» **WRITTEN REQUEST A**: In the passage on bison below, rewrite the paragraph beginning "Moreover, the bison's dull eyesight" as a brief bulleted list that keeps its main facts.

However, the habitat of these wood and mountain bison yielded them shelter from hunters in a way that the plains never could, and hence they have always been harder to kill in the one place than in the other; for precisely the same reasons that have held good with the elk, which have been completely exterminated from the plains, while still abundant in many of the forest fastnesses of the Rockies.

Moreover, the bison's dull eyesight is no special harm in the woods, while it is peculiarly hurtful to the safety of any beast on the plains, where eyesight avails more than any other sense, the true game of the plains being the prong-buck, the most keen-sighted of American animals.

On the other hand the bison's hearing, of little avail on the plains, is of much assistance in the woods; and its excellent nose helps equally in both places.
Though it was always more difficult to kill the bison of the forests and the mountains than the bison of the prairie, yet now that the species is, in its wild state, hovering on the brink of extinction, the difficulty is immeasurably increased.

» **SUPPLIED MATERIAL**:
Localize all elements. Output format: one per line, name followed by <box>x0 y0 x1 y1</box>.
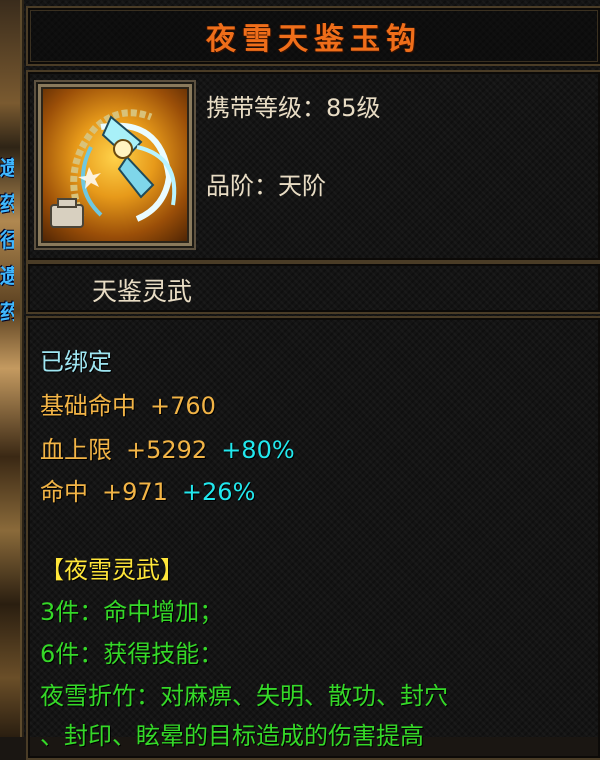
grade-value: 天阶 <box>278 172 326 200</box>
item-title-bar: 夜雪天鉴玉钩 <box>26 6 600 66</box>
bound-status: 已绑定 <box>40 348 112 376</box>
stat-base-hit: 基础命中 +760 <box>40 386 216 421</box>
item-name: 夜雪天鉴玉钩 <box>206 22 422 57</box>
item-details: 已绑定 基础命中 +760 血上限 +5292 +80% 命中 +971 +26% 【夜雪… <box>26 316 600 760</box>
carry-level-value: 85级 <box>326 94 381 122</box>
item-header: 携带等级：85级 品阶：天阶 <box>26 70 600 262</box>
background-char: 径 <box>0 228 14 252</box>
set-bonus-6: 6件：获得技能： <box>40 640 224 668</box>
skill-description-line-1: 夜雪折竹：对麻痹、失明、散功、封穴 <box>40 682 448 710</box>
stat-hp: 血上限 +5292 +80% <box>40 430 295 465</box>
hook-weapon-icon[interactable] <box>38 84 192 246</box>
background-char: 药 <box>0 192 14 216</box>
stat-hit: 命中 +971 +26% <box>40 472 255 507</box>
carry-level: 携带等级：85级 <box>206 88 381 123</box>
skill-description-line-2: 、封印、眩晕的目标造成的伤害提高 <box>40 722 424 750</box>
item-tooltip: 夜雪天鉴玉钩 携带等级：85级 品阶：天阶 天鉴灵武 已绑定 基础命中 +760… <box>20 0 600 760</box>
stat-percent: +80% <box>221 436 295 464</box>
set-name: 天鉴灵武 <box>92 277 193 306</box>
stat-value: +760 <box>150 392 216 420</box>
stat-value: +971 <box>102 478 168 506</box>
carry-level-label: 携带等级： <box>206 94 326 122</box>
stat-percent: +26% <box>181 478 256 506</box>
set-name-bar: 天鉴灵武 <box>26 262 600 314</box>
item-grade: 品阶：天阶 <box>206 166 326 201</box>
set-header: 【夜雪灵武】 <box>40 556 184 584</box>
background-char: 遗 <box>0 264 14 288</box>
background-char: 药 <box>0 300 14 324</box>
stat-label: 命中 <box>40 478 88 506</box>
stat-label: 基础命中 <box>40 392 136 420</box>
grade-label: 品阶： <box>206 172 278 200</box>
background-char: 遗 <box>0 156 14 180</box>
hook-weapon-icon-art <box>50 109 177 228</box>
stat-label: 血上限 <box>40 436 112 464</box>
stat-value: +5292 <box>126 436 208 464</box>
background-side-text: 遗 药 径 遗 药 <box>0 150 14 330</box>
game-background-strip: 遗 药 径 遗 药 <box>0 0 22 737</box>
set-bonus-3: 3件：命中增加； <box>40 598 224 626</box>
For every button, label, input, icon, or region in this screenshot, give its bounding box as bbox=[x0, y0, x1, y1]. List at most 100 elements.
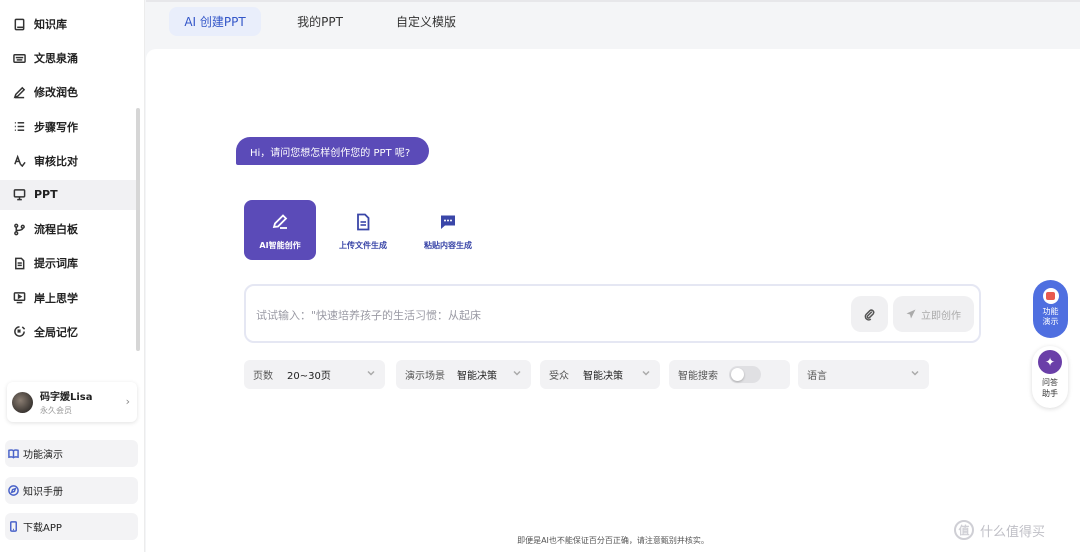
sidebar-item-review[interactable]: 审核比对 bbox=[0, 146, 138, 176]
language-select[interactable]: 语言 bbox=[798, 360, 929, 389]
audience-select[interactable]: 受众 智能决策 bbox=[540, 360, 660, 389]
floating-feature-demo[interactable]: 功能 演示 bbox=[1033, 280, 1068, 338]
floating-help-line2: 助手 bbox=[1042, 389, 1058, 398]
tab-ai-create-ppt[interactable]: AI 创建PPT bbox=[169, 7, 261, 36]
video-icon bbox=[12, 291, 26, 305]
sidebar-item-prompt-library[interactable]: 提示词库 bbox=[0, 248, 138, 278]
avatar bbox=[12, 391, 33, 413]
chevron-down-icon bbox=[513, 369, 521, 377]
assistant-icon: ✦ bbox=[1038, 350, 1062, 374]
prompt-input-box[interactable]: 试试输入："快速培养孩子的生活习惯：从起床 立即创作 bbox=[244, 284, 981, 343]
chevron-down-icon bbox=[367, 369, 375, 377]
sidebar-nav: 知识库 文思泉涌 修改润色 步骤写作 审核比对 PPT 流程白板 提示词库 岸上… bbox=[0, 9, 138, 351]
user-info: 码字媛Lisa 永久会员 bbox=[40, 388, 93, 416]
mode-ai-label: AI智能创作 bbox=[259, 241, 301, 250]
smart-search-toggle[interactable] bbox=[729, 366, 761, 383]
sidebar-item-learning[interactable]: 岸上思学 bbox=[0, 283, 138, 313]
pages-label: 页数 bbox=[253, 371, 273, 382]
flow-icon bbox=[12, 222, 26, 236]
mode-upload-label: 上传文件生成 bbox=[339, 241, 387, 250]
sidebar-item-label: 流程白板 bbox=[34, 223, 78, 237]
list-icon bbox=[12, 120, 26, 134]
ai-disclaimer: 即便是AI也不能保证百分百正确，请注意甄别并核实。 bbox=[517, 536, 709, 545]
edit-icon bbox=[270, 212, 290, 232]
sidebar-item-ppt[interactable]: PPT bbox=[0, 179, 138, 210]
pen-icon bbox=[12, 85, 26, 99]
sidebar-item-label: 修改润色 bbox=[34, 86, 78, 100]
sidebar-item-label: 全局记忆 bbox=[34, 325, 78, 339]
sidebar-item-label: 步骤写作 bbox=[34, 120, 78, 134]
file-icon bbox=[353, 212, 373, 232]
language-label: 语言 bbox=[807, 371, 827, 382]
chevron-down-icon bbox=[642, 369, 650, 377]
mode-upload-file[interactable]: 上传文件生成 bbox=[327, 200, 399, 260]
sidebar-item-label: 知识库 bbox=[34, 18, 67, 31]
user-card[interactable]: 码字媛Lisa 永久会员 › bbox=[7, 382, 137, 422]
knowledge-manual-label: 知识手册 bbox=[23, 487, 63, 498]
open-book-icon bbox=[8, 449, 19, 459]
chat-icon bbox=[438, 212, 458, 232]
document-icon bbox=[12, 256, 26, 270]
sidebar-item-knowledge-base[interactable]: 知识库 bbox=[0, 9, 138, 39]
book-icon bbox=[12, 17, 26, 31]
tab-custom-template[interactable]: 自定义模版 bbox=[382, 7, 470, 36]
memory-icon bbox=[12, 325, 26, 339]
tab-my-ppt[interactable]: 我的PPT bbox=[282, 7, 358, 36]
pages-value: 20~30页 bbox=[287, 371, 331, 382]
sidebar-item-label: 审核比对 bbox=[34, 154, 78, 168]
sidebar-item-label: PPT bbox=[34, 188, 58, 202]
watermark: 值 什么值得买 bbox=[954, 520, 1074, 540]
mode-paste-label: 粘贴内容生成 bbox=[424, 241, 472, 250]
presentation-icon bbox=[12, 188, 26, 202]
smart-search-label: 智能搜索 bbox=[678, 371, 718, 382]
scene-label: 演示场景 bbox=[405, 371, 445, 382]
scene-select[interactable]: 演示场景 智能决策 bbox=[396, 360, 531, 389]
feature-demo-label: 功能演示 bbox=[23, 450, 63, 461]
toggle-knob bbox=[731, 368, 744, 381]
download-app-label: 下载APP bbox=[23, 523, 62, 534]
sidebar-item-step-writing[interactable]: 步骤写作 bbox=[0, 112, 138, 142]
user-name: 码字媛Lisa bbox=[40, 392, 93, 403]
floating-demo-line2: 演示 bbox=[1042, 317, 1059, 326]
chevron-down-icon bbox=[911, 369, 919, 377]
prompt-input-placeholder[interactable]: 试试输入："快速培养孩子的生活习惯：从起床 bbox=[256, 307, 481, 323]
sidebar-item-label: 提示词库 bbox=[34, 257, 78, 271]
sidebar-item-global-memory[interactable]: 全局记忆 bbox=[0, 317, 138, 347]
attach-button[interactable] bbox=[851, 296, 888, 332]
mode-ai-create[interactable]: AI智能创作 bbox=[244, 200, 316, 260]
tab-bar: AI 创建PPT 我的PPT 自定义模版 bbox=[146, 0, 1080, 39]
sidebar-item-polish[interactable]: 修改润色 bbox=[0, 77, 138, 107]
watermark-logo: 值 bbox=[954, 520, 974, 540]
floating-qa-assistant[interactable]: ✦ 问答 助手 bbox=[1032, 346, 1068, 408]
create-now-label: 立即创作 bbox=[921, 310, 961, 322]
sidebar-scrollbar[interactable] bbox=[136, 108, 140, 351]
compass-icon bbox=[8, 485, 19, 496]
sidebar-item-flow-board[interactable]: 流程白板 bbox=[0, 214, 138, 244]
download-app-button[interactable]: 下载APP bbox=[5, 513, 138, 540]
mode-paste-content[interactable]: 粘贴内容生成 bbox=[412, 200, 484, 260]
watermark-text: 什么值得买 bbox=[980, 524, 1046, 540]
chevron-right-icon: › bbox=[125, 395, 130, 408]
scene-value: 智能决策 bbox=[457, 371, 497, 382]
create-now-button[interactable]: 立即创作 bbox=[893, 296, 974, 332]
audience-label: 受众 bbox=[549, 371, 569, 382]
smart-search-option: 智能搜索 bbox=[669, 360, 790, 389]
sidebar: 知识库 文思泉涌 修改润色 步骤写作 审核比对 PPT 流程白板 提示词库 岸上… bbox=[0, 0, 145, 552]
greeting-bubble: Hi，请问您想怎样创作您的 PPT 呢? bbox=[236, 137, 429, 165]
play-icon bbox=[1042, 288, 1059, 304]
knowledge-manual-button[interactable]: 知识手册 bbox=[5, 477, 138, 504]
audience-value: 智能决策 bbox=[583, 371, 623, 382]
keyboard-icon bbox=[12, 51, 26, 65]
sidebar-item-label: 文思泉涌 bbox=[34, 52, 78, 66]
floating-demo-line1: 功能 bbox=[1042, 307, 1059, 316]
feature-demo-button[interactable]: 功能演示 bbox=[5, 440, 138, 467]
floating-help-line1: 问答 bbox=[1042, 378, 1058, 387]
check-text-icon bbox=[12, 154, 26, 168]
phone-icon bbox=[10, 521, 17, 532]
pages-select[interactable]: 页数 20~30页 bbox=[244, 360, 385, 389]
sidebar-item-label: 岸上思学 bbox=[34, 291, 78, 305]
sidebar-item-writing[interactable]: 文思泉涌 bbox=[0, 43, 138, 73]
user-membership: 永久会员 bbox=[40, 406, 72, 415]
send-icon bbox=[906, 309, 916, 319]
paperclip-icon bbox=[864, 308, 875, 321]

» **WRITTEN REQUEST B**: Reproduce the rows above word for word, starting at the row that contains "grade-value: 天阶 <box>278 172 326 200</box>" and ending at the row that contains "For every button, label, input, icon, or", with both of those rows included.

» **EXERCISE ANSWER A**:
- The bison's poor eyesight does little harm in the woods.
- On the plains it is especially dangerous, because eyesight matters more there than any other sense.
- The true game of the plains is the prong-buck, the most keen-sighted of American animals.

» **EXERCISE ANSWER B**:
grade-value: 天阶 <box>278 172 326 200</box>
item-title-bar: 夜雪天鉴玉钩 <box>26 6 600 66</box>
bound-status: 已绑定 <box>40 348 112 376</box>
stat-base-hit: 基础命中 +760 <box>40 386 216 421</box>
item-name: 夜雪天鉴玉钩 <box>206 22 422 57</box>
item-details: 已绑定 基础命中 +760 血上限 +5292 +80% 命中 +971 +26% 【夜雪… <box>26 316 600 760</box>
carry-level-value: 85级 <box>326 94 381 122</box>
item-header: 携带等级：85级 品阶：天阶 <box>26 70 600 262</box>
background-char: 径 <box>0 228 14 252</box>
set-bonus-6: 6件：获得技能： <box>40 640 224 668</box>
skill-description-line-1: 夜雪折竹：对麻痹、失明、散功、封穴 <box>40 682 448 710</box>
stat-hp: 血上限 +5292 +80% <box>40 430 295 465</box>
hook-weapon-icon[interactable] <box>38 84 192 246</box>
background-char: 药 <box>0 192 14 216</box>
stat-hit: 命中 +971 +26% <box>40 472 255 507</box>
carry-level: 携带等级：85级 <box>206 88 381 123</box>
skill-description-line-2: 、封印、眩晕的目标造成的伤害提高 <box>40 722 424 750</box>
item-tooltip: 夜雪天鉴玉钩 携带等级：85级 品阶：天阶 天鉴灵武 已绑定 基础命中 +760… <box>20 0 600 760</box>
stat-percent: +80% <box>221 436 295 464</box>
set-name: 天鉴灵武 <box>92 277 193 306</box>
stat-value: +760 <box>150 392 216 420</box>
stat-value: +971 <box>102 478 168 506</box>
carry-level-label: 携带等级： <box>206 94 326 122</box>
stat-percent: +26% <box>181 478 256 506</box>
set-name-bar: 天鉴灵武 <box>26 262 600 314</box>
item-grade: 品阶：天阶 <box>206 166 326 201</box>
set-header: 【夜雪灵武】 <box>40 556 184 584</box>
background-char: 遗 <box>0 264 14 288</box>
background-char: 药 <box>0 300 14 324</box>
stat-label: 命中 <box>40 478 88 506</box>
stat-label: 基础命中 <box>40 392 136 420</box>
grade-label: 品阶： <box>206 172 278 200</box>
background-char: 遗 <box>0 156 14 180</box>
hook-weapon-icon-art <box>50 109 177 228</box>
stat-label: 血上限 <box>40 436 112 464</box>
stat-value: +5292 <box>126 436 208 464</box>
background-side-text: 遗 药 径 遗 药 <box>0 150 14 330</box>
game-background-strip: 遗 药 径 遗 药 <box>0 0 22 737</box>
set-bonus-3: 3件：命中增加； <box>40 598 224 626</box>
For every button, label, input, icon, or region in this screenshot, give its bounding box as bbox=[x0, y0, x1, y1]. List at most 100 elements.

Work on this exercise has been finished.